**** Given records ****

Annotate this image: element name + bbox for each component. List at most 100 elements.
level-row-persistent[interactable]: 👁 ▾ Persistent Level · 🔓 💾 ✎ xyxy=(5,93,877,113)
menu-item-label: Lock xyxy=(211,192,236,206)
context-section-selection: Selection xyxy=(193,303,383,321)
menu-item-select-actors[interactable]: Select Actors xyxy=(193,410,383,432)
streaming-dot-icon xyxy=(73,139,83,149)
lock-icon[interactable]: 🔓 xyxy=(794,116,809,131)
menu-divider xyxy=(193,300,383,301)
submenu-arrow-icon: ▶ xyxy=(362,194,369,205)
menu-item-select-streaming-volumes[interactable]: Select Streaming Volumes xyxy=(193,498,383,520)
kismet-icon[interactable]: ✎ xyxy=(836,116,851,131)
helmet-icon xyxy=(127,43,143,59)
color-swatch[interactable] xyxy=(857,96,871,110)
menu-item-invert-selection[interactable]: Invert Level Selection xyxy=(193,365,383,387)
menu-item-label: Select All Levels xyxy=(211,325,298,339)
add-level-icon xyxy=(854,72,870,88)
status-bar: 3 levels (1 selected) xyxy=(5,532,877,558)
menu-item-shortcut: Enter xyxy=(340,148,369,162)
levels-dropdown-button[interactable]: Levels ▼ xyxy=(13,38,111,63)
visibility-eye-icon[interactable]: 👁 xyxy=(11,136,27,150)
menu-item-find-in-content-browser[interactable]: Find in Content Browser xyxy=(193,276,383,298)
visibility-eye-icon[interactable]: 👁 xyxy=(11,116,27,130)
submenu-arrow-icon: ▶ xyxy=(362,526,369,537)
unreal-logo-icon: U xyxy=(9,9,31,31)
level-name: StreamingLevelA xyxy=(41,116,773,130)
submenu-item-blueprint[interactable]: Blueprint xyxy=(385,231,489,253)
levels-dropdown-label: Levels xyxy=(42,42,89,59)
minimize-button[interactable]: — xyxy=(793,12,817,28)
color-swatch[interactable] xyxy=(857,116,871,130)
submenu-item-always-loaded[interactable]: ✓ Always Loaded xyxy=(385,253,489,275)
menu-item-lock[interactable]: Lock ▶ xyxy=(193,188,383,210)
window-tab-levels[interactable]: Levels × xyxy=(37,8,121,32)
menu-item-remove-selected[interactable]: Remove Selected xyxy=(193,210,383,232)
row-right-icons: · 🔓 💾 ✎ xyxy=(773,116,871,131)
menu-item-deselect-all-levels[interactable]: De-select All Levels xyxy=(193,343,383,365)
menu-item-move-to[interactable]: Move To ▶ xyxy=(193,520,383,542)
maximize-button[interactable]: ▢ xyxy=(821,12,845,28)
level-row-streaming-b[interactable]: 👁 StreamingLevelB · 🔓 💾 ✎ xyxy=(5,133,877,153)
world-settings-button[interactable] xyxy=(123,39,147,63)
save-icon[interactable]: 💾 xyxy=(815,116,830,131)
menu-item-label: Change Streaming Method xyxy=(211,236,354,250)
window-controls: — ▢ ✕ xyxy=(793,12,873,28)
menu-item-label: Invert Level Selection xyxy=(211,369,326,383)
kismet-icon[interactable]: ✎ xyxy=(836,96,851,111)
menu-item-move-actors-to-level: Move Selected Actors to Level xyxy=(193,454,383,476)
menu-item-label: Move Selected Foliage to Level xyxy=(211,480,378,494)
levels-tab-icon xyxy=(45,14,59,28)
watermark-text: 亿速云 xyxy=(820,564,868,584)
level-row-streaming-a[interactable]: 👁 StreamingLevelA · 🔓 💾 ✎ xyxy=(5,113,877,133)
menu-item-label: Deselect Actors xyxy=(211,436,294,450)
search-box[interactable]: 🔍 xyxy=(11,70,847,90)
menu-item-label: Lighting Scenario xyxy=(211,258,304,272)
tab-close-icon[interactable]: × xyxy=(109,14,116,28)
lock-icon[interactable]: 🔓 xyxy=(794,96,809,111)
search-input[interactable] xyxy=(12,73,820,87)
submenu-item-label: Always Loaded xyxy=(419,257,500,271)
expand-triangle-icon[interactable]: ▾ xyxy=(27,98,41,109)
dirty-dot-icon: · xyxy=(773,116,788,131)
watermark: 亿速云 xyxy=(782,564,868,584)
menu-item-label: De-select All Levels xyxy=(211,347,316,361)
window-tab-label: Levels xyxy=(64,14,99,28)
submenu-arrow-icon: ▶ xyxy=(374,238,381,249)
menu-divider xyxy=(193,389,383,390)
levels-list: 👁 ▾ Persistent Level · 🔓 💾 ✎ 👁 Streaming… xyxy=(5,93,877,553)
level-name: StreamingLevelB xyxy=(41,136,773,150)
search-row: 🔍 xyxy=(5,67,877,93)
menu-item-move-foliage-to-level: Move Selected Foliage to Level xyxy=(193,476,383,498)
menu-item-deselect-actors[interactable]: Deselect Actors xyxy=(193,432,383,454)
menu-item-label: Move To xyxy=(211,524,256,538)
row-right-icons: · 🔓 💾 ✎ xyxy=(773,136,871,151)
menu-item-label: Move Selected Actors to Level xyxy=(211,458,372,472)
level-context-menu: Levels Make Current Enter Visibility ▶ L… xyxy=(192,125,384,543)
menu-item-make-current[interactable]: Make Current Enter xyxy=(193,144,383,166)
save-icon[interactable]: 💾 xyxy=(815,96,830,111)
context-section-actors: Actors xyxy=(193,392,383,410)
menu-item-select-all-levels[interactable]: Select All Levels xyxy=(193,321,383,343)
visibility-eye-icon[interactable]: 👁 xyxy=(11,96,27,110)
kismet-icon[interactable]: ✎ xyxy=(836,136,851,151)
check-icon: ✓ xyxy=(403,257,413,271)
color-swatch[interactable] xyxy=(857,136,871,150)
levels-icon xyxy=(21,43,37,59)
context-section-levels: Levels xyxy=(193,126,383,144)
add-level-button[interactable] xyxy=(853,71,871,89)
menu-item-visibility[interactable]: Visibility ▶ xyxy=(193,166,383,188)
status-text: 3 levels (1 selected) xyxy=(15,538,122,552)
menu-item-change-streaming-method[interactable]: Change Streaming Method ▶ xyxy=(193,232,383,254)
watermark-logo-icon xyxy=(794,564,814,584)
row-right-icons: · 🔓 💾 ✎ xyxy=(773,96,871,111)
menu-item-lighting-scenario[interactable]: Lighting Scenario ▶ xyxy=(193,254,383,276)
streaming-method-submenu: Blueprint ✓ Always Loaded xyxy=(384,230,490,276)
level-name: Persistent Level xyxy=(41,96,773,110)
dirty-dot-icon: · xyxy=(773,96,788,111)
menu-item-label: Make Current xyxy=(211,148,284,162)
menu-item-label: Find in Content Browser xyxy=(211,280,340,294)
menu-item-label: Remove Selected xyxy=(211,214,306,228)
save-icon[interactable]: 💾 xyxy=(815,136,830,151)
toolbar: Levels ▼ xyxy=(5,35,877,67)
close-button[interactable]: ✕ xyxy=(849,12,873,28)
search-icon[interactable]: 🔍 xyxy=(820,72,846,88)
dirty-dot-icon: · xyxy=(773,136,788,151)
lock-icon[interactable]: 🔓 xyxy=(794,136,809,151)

****

#### [What is needed]
Can you reproduce all of the rows above word for word, changing nothing?

#### [Task response]
Annotate this image: element name + bbox for each component. List at most 100 elements.
level-row-persistent[interactable]: 👁 ▾ Persistent Level · 🔓 💾 ✎ xyxy=(5,93,877,113)
menu-item-label: Lock xyxy=(211,192,236,206)
context-section-selection: Selection xyxy=(193,303,383,321)
menu-item-select-actors[interactable]: Select Actors xyxy=(193,410,383,432)
streaming-dot-icon xyxy=(73,139,83,149)
lock-icon[interactable]: 🔓 xyxy=(794,116,809,131)
menu-divider xyxy=(193,300,383,301)
submenu-arrow-icon: ▶ xyxy=(362,194,369,205)
menu-item-select-streaming-volumes[interactable]: Select Streaming Volumes xyxy=(193,498,383,520)
kismet-icon[interactable]: ✎ xyxy=(836,116,851,131)
helmet-icon xyxy=(127,43,143,59)
color-swatch[interactable] xyxy=(857,96,871,110)
menu-item-invert-selection[interactable]: Invert Level Selection xyxy=(193,365,383,387)
menu-item-label: Select All Levels xyxy=(211,325,298,339)
add-level-icon xyxy=(854,72,870,88)
status-bar: 3 levels (1 selected) xyxy=(5,532,877,558)
menu-item-shortcut: Enter xyxy=(340,148,369,162)
levels-dropdown-button[interactable]: Levels ▼ xyxy=(13,38,111,63)
visibility-eye-icon[interactable]: 👁 xyxy=(11,136,27,150)
menu-item-find-in-content-browser[interactable]: Find in Content Browser xyxy=(193,276,383,298)
visibility-eye-icon[interactable]: 👁 xyxy=(11,116,27,130)
submenu-arrow-icon: ▶ xyxy=(362,526,369,537)
unreal-logo-icon: U xyxy=(9,9,31,31)
level-name: StreamingLevelA xyxy=(41,116,773,130)
submenu-item-blueprint[interactable]: Blueprint xyxy=(385,231,489,253)
levels-dropdown-label: Levels xyxy=(42,42,89,59)
minimize-button[interactable]: — xyxy=(793,12,817,28)
color-swatch[interactable] xyxy=(857,116,871,130)
submenu-item-always-loaded[interactable]: ✓ Always Loaded xyxy=(385,253,489,275)
menu-item-lock[interactable]: Lock ▶ xyxy=(193,188,383,210)
window-tab-levels[interactable]: Levels × xyxy=(37,8,121,32)
menu-item-remove-selected[interactable]: Remove Selected xyxy=(193,210,383,232)
row-right-icons: · 🔓 💾 ✎ xyxy=(773,116,871,131)
menu-item-deselect-all-levels[interactable]: De-select All Levels xyxy=(193,343,383,365)
menu-item-move-to[interactable]: Move To ▶ xyxy=(193,520,383,542)
maximize-button[interactable]: ▢ xyxy=(821,12,845,28)
level-row-streaming-b[interactable]: 👁 StreamingLevelB · 🔓 💾 ✎ xyxy=(5,133,877,153)
world-settings-button[interactable] xyxy=(123,39,147,63)
save-icon[interactable]: 💾 xyxy=(815,116,830,131)
menu-item-label: Change Streaming Method xyxy=(211,236,354,250)
window-controls: — ▢ ✕ xyxy=(793,12,873,28)
menu-item-label: Invert Level Selection xyxy=(211,369,326,383)
kismet-icon[interactable]: ✎ xyxy=(836,96,851,111)
menu-item-move-actors-to-level: Move Selected Actors to Level xyxy=(193,454,383,476)
menu-item-label: Move Selected Foliage to Level xyxy=(211,480,378,494)
levels-tab-icon xyxy=(45,14,59,28)
watermark-text: 亿速云 xyxy=(820,564,868,584)
level-row-streaming-a[interactable]: 👁 StreamingLevelA · 🔓 💾 ✎ xyxy=(5,113,877,133)
menu-item-label: Deselect Actors xyxy=(211,436,294,450)
search-box[interactable]: 🔍 xyxy=(11,70,847,90)
menu-item-label: Lighting Scenario xyxy=(211,258,304,272)
tab-close-icon[interactable]: × xyxy=(109,14,116,28)
lock-icon[interactable]: 🔓 xyxy=(794,96,809,111)
search-input[interactable] xyxy=(12,73,820,87)
submenu-item-label: Always Loaded xyxy=(419,257,500,271)
expand-triangle-icon[interactable]: ▾ xyxy=(27,98,41,109)
dirty-dot-icon: · xyxy=(773,116,788,131)
watermark: 亿速云 xyxy=(782,564,868,584)
menu-item-label: De-select All Levels xyxy=(211,347,316,361)
window-tab-label: Levels xyxy=(64,14,99,28)
submenu-arrow-icon: ▶ xyxy=(374,238,381,249)
menu-divider xyxy=(193,389,383,390)
levels-list: 👁 ▾ Persistent Level · 🔓 💾 ✎ 👁 Streaming… xyxy=(5,93,877,553)
level-name: StreamingLevelB xyxy=(41,136,773,150)
search-row: 🔍 xyxy=(5,67,877,93)
menu-item-move-foliage-to-level: Move Selected Foliage to Level xyxy=(193,476,383,498)
menu-item-deselect-actors[interactable]: Deselect Actors xyxy=(193,432,383,454)
menu-item-label: Move To xyxy=(211,524,256,538)
row-right-icons: · 🔓 💾 ✎ xyxy=(773,136,871,151)
menu-item-label: Move Selected Actors to Level xyxy=(211,458,372,472)
level-context-menu: Levels Make Current Enter Visibility ▶ L… xyxy=(192,125,384,543)
menu-item-make-current[interactable]: Make Current Enter xyxy=(193,144,383,166)
save-icon[interactable]: 💾 xyxy=(815,96,830,111)
context-section-actors: Actors xyxy=(193,392,383,410)
menu-item-select-all-levels[interactable]: Select All Levels xyxy=(193,321,383,343)
visibility-eye-icon[interactable]: 👁 xyxy=(11,96,27,110)
kismet-icon[interactable]: ✎ xyxy=(836,136,851,151)
check-icon: ✓ xyxy=(403,257,413,271)
color-swatch[interactable] xyxy=(857,136,871,150)
levels-icon xyxy=(21,43,37,59)
context-section-levels: Levels xyxy=(193,126,383,144)
add-level-button[interactable] xyxy=(853,71,871,89)
menu-item-visibility[interactable]: Visibility ▶ xyxy=(193,166,383,188)
status-text: 3 levels (1 selected) xyxy=(15,538,122,552)
menu-item-change-streaming-method[interactable]: Change Streaming Method ▶ xyxy=(193,232,383,254)
watermark-logo-icon xyxy=(794,564,814,584)
row-right-icons: · 🔓 💾 ✎ xyxy=(773,96,871,111)
menu-item-lighting-scenario[interactable]: Lighting Scenario ▶ xyxy=(193,254,383,276)
streaming-method-submenu: Blueprint ✓ Always Loaded xyxy=(384,230,490,276)
level-name: Persistent Level xyxy=(41,96,773,110)
dirty-dot-icon: · xyxy=(773,96,788,111)
menu-item-label: Make Current xyxy=(211,148,284,162)
menu-item-label: Find in Content Browser xyxy=(211,280,340,294)
menu-item-label: Remove Selected xyxy=(211,214,306,228)
save-icon[interactable]: 💾 xyxy=(815,136,830,151)
toolbar: Levels ▼ xyxy=(5,35,877,67)
close-button[interactable]: ✕ xyxy=(849,12,873,28)
search-icon[interactable]: 🔍 xyxy=(820,72,846,88)
dirty-dot-icon: · xyxy=(773,136,788,151)
lock-icon[interactable]: 🔓 xyxy=(794,136,809,151)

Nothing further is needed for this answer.